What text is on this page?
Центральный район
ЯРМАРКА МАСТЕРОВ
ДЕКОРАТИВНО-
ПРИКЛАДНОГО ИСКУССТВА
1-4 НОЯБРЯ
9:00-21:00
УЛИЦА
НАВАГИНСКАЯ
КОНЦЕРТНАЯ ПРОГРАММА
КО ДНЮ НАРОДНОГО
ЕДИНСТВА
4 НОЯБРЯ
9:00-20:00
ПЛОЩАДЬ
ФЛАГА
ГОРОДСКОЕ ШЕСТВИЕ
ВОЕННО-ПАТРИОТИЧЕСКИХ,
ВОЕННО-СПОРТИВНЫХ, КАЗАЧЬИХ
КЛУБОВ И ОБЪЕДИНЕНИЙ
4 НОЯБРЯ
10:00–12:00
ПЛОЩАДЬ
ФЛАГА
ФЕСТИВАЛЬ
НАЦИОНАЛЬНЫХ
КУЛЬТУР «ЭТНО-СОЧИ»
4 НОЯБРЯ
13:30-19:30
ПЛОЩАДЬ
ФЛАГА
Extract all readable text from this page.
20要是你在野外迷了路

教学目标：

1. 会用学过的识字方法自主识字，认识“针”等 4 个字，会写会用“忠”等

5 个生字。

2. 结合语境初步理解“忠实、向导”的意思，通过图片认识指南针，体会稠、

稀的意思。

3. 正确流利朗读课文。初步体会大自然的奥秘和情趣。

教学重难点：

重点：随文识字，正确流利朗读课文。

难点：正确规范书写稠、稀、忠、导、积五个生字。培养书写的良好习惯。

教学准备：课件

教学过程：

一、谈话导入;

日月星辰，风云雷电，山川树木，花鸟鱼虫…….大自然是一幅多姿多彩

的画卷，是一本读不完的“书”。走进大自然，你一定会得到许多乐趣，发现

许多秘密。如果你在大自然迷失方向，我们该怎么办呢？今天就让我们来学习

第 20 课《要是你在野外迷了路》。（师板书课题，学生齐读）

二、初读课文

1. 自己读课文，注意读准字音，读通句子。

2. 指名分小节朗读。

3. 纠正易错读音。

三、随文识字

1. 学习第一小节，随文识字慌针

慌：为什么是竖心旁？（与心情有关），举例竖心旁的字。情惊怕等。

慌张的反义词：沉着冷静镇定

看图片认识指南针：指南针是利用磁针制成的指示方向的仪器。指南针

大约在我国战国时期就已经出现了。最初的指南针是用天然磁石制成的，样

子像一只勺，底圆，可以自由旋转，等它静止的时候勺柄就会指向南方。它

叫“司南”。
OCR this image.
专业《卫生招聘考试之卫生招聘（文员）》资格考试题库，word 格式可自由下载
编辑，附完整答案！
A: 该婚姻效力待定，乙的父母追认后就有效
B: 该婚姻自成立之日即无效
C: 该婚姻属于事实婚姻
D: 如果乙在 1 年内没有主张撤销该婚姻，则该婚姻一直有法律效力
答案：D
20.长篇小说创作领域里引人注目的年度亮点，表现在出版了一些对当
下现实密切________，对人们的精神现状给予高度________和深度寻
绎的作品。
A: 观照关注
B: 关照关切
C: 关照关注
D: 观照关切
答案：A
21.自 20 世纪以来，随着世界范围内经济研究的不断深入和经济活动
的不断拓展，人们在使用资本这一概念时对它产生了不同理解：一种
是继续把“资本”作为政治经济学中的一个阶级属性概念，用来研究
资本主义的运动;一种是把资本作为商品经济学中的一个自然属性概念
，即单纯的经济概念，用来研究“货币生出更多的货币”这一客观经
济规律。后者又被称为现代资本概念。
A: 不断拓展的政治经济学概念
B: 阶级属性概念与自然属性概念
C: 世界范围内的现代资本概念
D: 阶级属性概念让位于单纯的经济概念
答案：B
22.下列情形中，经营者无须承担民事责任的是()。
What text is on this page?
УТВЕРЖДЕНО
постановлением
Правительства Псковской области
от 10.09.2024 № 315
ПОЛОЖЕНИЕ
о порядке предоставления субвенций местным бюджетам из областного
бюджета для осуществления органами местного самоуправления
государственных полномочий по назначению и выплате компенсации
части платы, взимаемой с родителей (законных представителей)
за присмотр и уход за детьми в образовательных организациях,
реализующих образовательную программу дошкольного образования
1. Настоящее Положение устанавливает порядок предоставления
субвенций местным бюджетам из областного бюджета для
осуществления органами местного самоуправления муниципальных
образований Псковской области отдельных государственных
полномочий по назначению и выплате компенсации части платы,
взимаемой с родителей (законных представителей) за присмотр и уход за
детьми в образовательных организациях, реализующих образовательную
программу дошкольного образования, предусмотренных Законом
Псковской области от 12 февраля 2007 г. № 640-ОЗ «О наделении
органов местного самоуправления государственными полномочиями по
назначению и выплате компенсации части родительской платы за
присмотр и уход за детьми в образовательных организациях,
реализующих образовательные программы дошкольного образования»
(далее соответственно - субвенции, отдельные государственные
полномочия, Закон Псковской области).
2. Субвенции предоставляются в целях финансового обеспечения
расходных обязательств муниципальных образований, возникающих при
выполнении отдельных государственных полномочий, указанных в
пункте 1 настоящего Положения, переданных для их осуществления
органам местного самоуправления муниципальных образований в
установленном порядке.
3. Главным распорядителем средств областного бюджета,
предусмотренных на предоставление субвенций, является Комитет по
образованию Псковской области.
# # # # # # #
* EXERCISE OBJECTIVE:
Every line in the data that holds "образовательную" should be copied out.

* RESULT BELOW:
реализующих образовательную программу дошкольного образования
детьми в образовательных организациях, реализующих образовательную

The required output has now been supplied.